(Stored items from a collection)
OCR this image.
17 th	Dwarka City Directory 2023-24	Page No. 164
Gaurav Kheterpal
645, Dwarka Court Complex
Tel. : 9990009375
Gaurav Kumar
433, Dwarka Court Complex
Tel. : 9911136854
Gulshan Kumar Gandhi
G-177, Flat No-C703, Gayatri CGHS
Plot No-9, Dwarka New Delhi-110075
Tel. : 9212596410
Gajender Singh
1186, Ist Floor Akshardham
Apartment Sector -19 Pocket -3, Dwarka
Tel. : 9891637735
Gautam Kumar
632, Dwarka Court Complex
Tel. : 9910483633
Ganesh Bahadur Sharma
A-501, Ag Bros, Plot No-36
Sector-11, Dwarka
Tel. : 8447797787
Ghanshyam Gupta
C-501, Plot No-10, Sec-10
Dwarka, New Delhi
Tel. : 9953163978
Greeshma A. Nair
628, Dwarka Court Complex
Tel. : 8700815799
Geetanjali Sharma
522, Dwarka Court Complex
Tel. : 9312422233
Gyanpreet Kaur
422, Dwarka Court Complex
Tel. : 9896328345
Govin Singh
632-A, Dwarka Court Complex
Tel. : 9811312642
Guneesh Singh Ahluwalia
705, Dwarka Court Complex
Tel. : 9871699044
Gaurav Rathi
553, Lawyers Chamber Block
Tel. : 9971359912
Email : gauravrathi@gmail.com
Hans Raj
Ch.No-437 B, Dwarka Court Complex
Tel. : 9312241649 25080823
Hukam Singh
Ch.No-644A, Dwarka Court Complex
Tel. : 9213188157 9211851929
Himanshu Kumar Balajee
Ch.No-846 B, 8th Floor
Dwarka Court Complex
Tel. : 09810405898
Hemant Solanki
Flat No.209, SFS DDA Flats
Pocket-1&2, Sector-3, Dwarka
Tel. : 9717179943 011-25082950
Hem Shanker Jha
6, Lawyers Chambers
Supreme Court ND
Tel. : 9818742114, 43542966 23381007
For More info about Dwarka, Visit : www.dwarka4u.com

> **Problem**:
Collect every line above that contains the word "Plot".

> **Correct answer**:
Plot No-9, Dwarka New Delhi-110075
A-501, Ag Bros, Plot No-36
C-501, Plot No-10, Sec-10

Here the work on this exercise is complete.